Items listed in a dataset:
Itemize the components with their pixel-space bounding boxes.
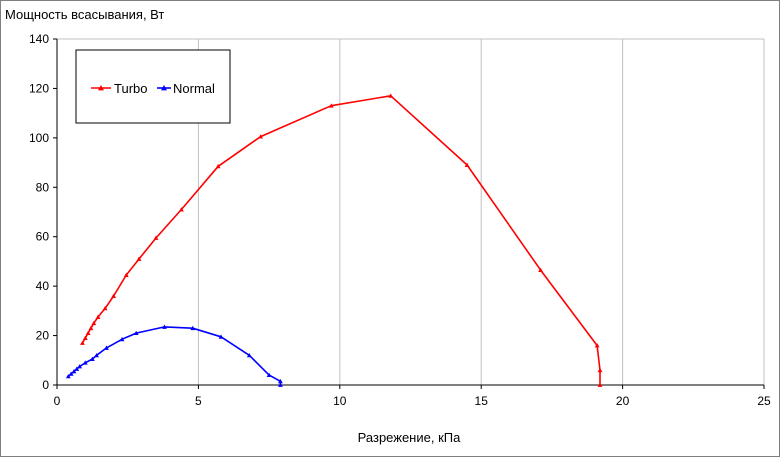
data-point-normal-8 bbox=[104, 345, 109, 350]
y-tick-label-40: 40 bbox=[36, 279, 50, 293]
legend-label-turbo: Turbo bbox=[114, 81, 147, 96]
data-point-normal-3 bbox=[74, 366, 80, 371]
chart-legend: Turbo Normal bbox=[75, 49, 231, 124]
legend-marker-normal bbox=[161, 85, 167, 91]
data-point-turbo-19 bbox=[597, 367, 603, 373]
data-point-turbo-7 bbox=[111, 293, 116, 298]
data-point-turbo-20 bbox=[597, 382, 603, 387]
x-tick-label-10: 10 bbox=[333, 394, 347, 408]
data-point-normal-7 bbox=[94, 352, 99, 358]
data-point-normal-6 bbox=[89, 356, 95, 361]
data-point-turbo-10 bbox=[153, 235, 159, 240]
data-point-normal-5 bbox=[82, 360, 88, 365]
y-tick-label-100: 100 bbox=[29, 131, 49, 145]
data-point-normal-0 bbox=[65, 373, 71, 379]
x-tick-label-25: 25 bbox=[757, 394, 771, 408]
series-line-turbo bbox=[81, 95, 601, 385]
y-tick-label-20: 20 bbox=[36, 329, 50, 343]
data-point-normal-10 bbox=[133, 330, 139, 336]
data-point-normal-9 bbox=[119, 336, 125, 342]
data-point-turbo-3 bbox=[88, 325, 94, 331]
data-point-normal-2 bbox=[71, 369, 77, 374]
data-point-turbo-2 bbox=[85, 330, 91, 336]
legend-label-normal: Normal bbox=[173, 81, 215, 96]
data-point-turbo-12 bbox=[215, 163, 221, 169]
data-point-turbo-8 bbox=[123, 272, 129, 277]
y-tick-label-120: 120 bbox=[29, 81, 49, 95]
data-point-normal-16 bbox=[278, 378, 283, 384]
x-tick-label-15: 15 bbox=[475, 394, 489, 408]
y-tick-label-0: 0 bbox=[42, 378, 49, 392]
data-point-turbo-4 bbox=[91, 320, 97, 326]
data-point-turbo-11 bbox=[179, 207, 184, 212]
data-point-turbo-17 bbox=[538, 267, 543, 272]
data-point-normal-17 bbox=[278, 382, 283, 387]
data-point-turbo-1 bbox=[82, 335, 88, 340]
data-point-normal-11 bbox=[162, 324, 167, 329]
y-axis-label: Мощность всасывания, Вт bbox=[5, 7, 164, 22]
data-point-normal-1 bbox=[68, 371, 74, 376]
data-point-turbo-5 bbox=[95, 314, 101, 319]
data-point-normal-15 bbox=[266, 372, 272, 378]
chart-series bbox=[65, 93, 603, 387]
x-tick-label-0: 0 bbox=[54, 394, 61, 408]
data-point-turbo-14 bbox=[328, 103, 334, 108]
data-point-turbo-16 bbox=[464, 162, 470, 167]
x-tick-label-20: 20 bbox=[616, 394, 630, 408]
data-point-turbo-0 bbox=[80, 340, 85, 345]
data-point-turbo-13 bbox=[258, 134, 264, 139]
y-tick-label-80: 80 bbox=[36, 180, 50, 194]
data-point-turbo-6 bbox=[102, 305, 108, 311]
x-tick-label-5: 5 bbox=[195, 394, 202, 408]
data-point-normal-13 bbox=[218, 334, 224, 339]
data-point-normal-12 bbox=[190, 325, 196, 331]
legend-marker-turbo bbox=[98, 85, 104, 91]
x-axis-label: Разрежение, кПа bbox=[358, 430, 461, 445]
data-point-turbo-15 bbox=[388, 93, 394, 98]
data-point-turbo-18 bbox=[594, 343, 600, 348]
grid-lines bbox=[57, 38, 765, 385]
data-point-normal-14 bbox=[246, 352, 252, 358]
chart-axes: 0 20 40 60 80 100 120 140 0 5 10 15 20 25 bbox=[29, 32, 771, 408]
y-tick-label-60: 60 bbox=[36, 230, 50, 244]
data-point-turbo-9 bbox=[136, 256, 142, 261]
data-point-normal-4 bbox=[77, 364, 83, 369]
y-tick-label-140: 140 bbox=[29, 32, 49, 46]
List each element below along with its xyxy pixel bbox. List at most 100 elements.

▶ _Your objective_: Identify each line in the records above that contains the string "axis", and copy every such line in full.

▶ _Exercise result_:
y-axis-label: Мощность всасывания, Вт bbox=[5, 7, 164, 22]
x-axis-label: Разрежение, кПа bbox=[358, 430, 461, 445]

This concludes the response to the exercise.